— START OF Given records —

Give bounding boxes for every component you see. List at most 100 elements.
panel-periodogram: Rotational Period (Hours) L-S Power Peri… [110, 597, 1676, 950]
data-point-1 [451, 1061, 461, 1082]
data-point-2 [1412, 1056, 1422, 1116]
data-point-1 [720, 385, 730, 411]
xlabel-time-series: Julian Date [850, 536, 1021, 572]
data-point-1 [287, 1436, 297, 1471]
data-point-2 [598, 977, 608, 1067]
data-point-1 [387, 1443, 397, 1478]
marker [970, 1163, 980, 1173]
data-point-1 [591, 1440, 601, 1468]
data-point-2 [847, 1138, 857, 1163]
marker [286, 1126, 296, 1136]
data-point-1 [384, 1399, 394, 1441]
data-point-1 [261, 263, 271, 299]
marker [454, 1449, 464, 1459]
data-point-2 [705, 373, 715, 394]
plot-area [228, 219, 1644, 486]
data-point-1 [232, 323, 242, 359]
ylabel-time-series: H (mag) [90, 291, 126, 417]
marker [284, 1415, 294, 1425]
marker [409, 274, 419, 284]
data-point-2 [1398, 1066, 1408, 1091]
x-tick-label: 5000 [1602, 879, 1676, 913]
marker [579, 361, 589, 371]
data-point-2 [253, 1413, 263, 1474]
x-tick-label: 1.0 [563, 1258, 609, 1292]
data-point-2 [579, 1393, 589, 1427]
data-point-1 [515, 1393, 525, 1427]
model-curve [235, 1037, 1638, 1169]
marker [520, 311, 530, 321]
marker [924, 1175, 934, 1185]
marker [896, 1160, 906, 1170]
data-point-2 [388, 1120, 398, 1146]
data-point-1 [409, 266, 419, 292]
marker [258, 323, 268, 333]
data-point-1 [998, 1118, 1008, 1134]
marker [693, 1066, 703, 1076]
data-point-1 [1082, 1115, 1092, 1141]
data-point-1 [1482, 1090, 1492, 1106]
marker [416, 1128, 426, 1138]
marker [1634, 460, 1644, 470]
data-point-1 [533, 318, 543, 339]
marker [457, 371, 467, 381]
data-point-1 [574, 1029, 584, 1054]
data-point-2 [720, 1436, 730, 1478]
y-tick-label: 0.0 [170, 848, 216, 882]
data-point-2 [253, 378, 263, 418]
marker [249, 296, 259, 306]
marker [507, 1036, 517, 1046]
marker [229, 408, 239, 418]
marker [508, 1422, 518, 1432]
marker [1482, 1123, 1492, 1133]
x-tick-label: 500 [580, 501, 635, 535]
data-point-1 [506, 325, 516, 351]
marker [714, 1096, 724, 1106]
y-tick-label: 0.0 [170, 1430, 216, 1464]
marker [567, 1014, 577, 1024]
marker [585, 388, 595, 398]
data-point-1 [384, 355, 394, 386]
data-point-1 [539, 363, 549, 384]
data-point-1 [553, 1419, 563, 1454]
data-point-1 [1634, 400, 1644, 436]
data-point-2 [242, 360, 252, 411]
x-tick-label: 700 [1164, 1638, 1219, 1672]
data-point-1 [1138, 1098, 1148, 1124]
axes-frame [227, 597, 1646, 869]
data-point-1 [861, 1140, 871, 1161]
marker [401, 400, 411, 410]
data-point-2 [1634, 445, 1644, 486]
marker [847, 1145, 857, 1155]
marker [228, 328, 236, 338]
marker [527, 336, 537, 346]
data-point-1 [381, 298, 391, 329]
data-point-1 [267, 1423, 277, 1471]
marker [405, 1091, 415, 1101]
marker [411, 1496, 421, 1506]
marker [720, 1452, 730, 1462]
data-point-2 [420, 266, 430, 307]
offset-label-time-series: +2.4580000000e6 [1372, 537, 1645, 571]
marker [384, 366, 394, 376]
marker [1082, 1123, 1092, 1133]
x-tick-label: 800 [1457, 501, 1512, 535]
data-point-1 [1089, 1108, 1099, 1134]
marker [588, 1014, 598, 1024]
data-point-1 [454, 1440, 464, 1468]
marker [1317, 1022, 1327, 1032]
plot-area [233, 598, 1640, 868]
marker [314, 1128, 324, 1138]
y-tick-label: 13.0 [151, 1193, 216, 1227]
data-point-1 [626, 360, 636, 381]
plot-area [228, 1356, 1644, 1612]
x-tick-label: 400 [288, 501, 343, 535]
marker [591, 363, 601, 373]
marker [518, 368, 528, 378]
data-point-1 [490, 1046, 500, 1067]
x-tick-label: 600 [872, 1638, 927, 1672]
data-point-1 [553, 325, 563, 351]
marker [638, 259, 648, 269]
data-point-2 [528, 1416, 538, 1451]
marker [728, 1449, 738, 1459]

— END OF Given records —

Requirements: How many lines in the records contain the string "series"? Give only the number.

In response: 3